## RECORDS TO PROCESS:
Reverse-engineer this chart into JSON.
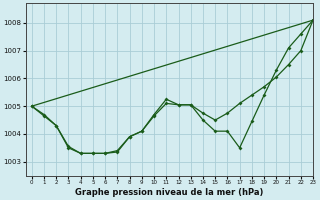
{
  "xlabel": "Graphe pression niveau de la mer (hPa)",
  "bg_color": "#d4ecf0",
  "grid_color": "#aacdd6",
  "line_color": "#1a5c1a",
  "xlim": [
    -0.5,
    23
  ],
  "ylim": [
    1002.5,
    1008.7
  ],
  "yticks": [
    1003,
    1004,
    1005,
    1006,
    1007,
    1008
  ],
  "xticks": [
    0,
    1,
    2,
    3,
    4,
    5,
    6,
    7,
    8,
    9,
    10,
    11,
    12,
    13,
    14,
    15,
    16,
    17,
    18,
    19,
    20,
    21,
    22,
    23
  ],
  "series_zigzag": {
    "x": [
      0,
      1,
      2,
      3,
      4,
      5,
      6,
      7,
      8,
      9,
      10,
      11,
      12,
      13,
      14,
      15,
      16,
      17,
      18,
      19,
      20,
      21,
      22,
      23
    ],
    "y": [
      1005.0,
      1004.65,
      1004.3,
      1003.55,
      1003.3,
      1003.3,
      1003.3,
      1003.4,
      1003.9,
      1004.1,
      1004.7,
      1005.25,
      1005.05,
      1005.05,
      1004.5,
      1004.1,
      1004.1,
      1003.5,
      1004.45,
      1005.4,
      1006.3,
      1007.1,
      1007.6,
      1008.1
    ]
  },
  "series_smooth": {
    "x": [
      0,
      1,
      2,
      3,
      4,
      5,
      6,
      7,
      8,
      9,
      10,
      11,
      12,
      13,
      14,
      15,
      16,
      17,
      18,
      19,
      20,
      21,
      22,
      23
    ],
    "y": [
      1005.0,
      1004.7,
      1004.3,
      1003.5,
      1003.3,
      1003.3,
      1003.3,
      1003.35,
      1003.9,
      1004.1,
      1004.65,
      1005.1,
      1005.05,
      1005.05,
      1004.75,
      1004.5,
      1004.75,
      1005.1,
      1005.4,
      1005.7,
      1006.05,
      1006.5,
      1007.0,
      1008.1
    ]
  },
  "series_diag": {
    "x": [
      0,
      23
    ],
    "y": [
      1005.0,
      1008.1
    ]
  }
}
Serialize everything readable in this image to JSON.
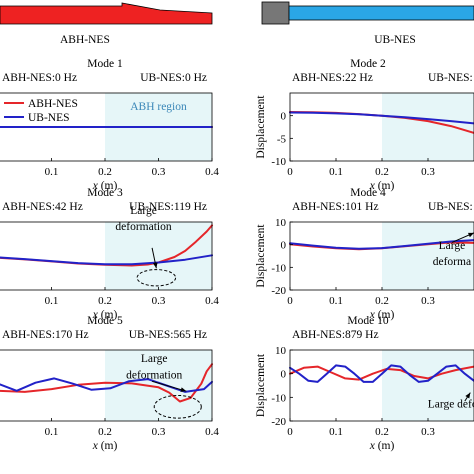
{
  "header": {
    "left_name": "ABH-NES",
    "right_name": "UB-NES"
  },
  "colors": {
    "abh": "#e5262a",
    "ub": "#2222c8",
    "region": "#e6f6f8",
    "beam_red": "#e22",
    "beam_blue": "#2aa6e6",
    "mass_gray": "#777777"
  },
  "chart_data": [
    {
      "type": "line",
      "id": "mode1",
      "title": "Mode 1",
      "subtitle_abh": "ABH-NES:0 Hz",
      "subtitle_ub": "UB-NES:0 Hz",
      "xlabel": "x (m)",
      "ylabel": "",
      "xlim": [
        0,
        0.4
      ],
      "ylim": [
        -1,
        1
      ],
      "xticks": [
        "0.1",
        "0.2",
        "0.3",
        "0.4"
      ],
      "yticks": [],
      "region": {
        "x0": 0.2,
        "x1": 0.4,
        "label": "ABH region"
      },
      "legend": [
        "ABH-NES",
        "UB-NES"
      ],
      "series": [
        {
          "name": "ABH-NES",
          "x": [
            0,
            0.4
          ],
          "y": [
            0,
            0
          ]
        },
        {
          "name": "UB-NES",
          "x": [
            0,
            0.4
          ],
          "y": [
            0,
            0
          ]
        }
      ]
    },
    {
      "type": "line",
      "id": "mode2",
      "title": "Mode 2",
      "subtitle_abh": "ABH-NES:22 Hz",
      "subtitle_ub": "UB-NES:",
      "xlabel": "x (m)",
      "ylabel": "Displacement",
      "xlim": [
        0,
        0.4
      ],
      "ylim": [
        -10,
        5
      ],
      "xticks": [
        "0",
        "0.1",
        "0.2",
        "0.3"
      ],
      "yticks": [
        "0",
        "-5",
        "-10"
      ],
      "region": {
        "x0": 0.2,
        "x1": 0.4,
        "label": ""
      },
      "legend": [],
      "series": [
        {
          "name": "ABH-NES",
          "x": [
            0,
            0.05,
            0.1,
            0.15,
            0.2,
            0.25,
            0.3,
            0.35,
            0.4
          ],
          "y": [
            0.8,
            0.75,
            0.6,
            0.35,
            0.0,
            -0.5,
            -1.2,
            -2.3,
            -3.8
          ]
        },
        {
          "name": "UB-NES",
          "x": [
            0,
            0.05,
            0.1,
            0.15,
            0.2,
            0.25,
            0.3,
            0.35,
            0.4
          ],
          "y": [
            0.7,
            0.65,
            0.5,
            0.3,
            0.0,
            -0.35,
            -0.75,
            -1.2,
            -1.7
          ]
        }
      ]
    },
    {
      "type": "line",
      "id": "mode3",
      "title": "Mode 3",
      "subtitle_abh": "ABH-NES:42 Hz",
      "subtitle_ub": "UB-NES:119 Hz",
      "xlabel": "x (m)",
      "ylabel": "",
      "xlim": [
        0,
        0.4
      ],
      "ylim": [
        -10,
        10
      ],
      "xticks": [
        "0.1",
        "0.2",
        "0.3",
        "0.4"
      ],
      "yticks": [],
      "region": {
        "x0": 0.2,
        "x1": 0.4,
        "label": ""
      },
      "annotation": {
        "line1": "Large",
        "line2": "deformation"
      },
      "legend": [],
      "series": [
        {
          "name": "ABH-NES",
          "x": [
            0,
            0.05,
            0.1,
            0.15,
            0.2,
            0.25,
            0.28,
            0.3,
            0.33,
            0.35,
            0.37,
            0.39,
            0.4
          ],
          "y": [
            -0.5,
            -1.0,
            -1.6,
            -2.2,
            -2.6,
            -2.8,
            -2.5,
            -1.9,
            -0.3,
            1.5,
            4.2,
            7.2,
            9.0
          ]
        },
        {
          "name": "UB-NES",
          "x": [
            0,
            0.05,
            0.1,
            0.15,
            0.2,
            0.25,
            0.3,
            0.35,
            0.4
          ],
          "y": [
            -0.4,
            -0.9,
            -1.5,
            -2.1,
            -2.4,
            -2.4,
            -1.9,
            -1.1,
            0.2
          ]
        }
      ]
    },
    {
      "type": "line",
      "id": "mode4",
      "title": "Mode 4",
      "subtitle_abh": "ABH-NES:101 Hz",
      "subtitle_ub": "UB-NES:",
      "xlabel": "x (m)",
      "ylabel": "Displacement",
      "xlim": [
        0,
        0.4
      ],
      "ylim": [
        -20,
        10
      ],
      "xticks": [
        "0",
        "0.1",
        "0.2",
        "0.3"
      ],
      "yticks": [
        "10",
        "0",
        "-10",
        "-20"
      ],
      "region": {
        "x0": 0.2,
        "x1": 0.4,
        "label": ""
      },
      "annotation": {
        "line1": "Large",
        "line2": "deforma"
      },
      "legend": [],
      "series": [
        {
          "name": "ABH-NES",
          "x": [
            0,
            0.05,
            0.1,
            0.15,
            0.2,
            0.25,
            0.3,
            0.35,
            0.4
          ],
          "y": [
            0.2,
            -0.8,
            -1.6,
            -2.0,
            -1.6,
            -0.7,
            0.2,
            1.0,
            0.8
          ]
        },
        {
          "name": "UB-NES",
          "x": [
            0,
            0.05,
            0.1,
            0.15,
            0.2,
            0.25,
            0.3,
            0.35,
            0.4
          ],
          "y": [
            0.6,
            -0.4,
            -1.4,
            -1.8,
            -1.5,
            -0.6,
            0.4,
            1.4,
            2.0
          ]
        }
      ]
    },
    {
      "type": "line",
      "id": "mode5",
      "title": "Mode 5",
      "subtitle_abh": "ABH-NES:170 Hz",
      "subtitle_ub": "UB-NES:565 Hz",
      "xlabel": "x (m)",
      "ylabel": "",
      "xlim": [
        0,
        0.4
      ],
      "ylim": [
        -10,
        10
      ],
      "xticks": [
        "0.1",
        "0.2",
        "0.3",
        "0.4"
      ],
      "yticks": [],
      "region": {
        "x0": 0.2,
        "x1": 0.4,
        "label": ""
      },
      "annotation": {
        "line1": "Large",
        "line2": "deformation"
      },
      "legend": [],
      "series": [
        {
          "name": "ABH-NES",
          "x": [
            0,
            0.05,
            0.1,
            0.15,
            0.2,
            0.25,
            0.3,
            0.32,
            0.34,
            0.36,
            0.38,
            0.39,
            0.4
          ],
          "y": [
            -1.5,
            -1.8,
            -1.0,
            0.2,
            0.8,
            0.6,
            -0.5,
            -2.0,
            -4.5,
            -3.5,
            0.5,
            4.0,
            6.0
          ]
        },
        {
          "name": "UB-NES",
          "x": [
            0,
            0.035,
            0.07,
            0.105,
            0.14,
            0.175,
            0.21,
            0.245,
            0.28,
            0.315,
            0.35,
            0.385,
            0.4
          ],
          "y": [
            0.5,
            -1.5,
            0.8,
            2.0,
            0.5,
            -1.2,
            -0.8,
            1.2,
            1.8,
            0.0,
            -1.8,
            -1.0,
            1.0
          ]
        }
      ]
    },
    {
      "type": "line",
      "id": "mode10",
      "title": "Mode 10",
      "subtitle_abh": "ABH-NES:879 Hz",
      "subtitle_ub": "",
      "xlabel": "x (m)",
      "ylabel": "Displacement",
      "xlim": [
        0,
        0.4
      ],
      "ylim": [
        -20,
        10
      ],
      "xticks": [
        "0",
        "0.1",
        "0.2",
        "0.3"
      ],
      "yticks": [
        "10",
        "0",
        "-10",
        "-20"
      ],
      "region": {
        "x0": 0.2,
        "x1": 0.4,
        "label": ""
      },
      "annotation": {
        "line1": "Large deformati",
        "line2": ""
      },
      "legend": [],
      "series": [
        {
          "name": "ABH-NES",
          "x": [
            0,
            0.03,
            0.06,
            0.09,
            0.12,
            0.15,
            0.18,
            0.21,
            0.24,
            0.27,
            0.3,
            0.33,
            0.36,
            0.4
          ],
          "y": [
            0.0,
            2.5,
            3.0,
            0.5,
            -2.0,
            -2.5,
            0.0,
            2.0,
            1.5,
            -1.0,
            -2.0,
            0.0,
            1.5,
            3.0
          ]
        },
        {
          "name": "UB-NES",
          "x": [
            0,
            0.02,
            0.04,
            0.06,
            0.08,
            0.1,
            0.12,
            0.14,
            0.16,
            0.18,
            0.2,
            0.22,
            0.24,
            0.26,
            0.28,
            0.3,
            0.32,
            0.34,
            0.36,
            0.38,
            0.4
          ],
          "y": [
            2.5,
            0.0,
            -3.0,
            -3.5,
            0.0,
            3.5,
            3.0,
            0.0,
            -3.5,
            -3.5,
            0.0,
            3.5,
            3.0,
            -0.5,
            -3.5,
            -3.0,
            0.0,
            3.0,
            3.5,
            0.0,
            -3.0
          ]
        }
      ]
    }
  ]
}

## SET PROBLEM:
Check each line above for "this" and return the ones that have it.

## OUTPUT OF THE TASK:
Reverse-engineer this chart into JSON.
Serialize everything readable in this image to JSON.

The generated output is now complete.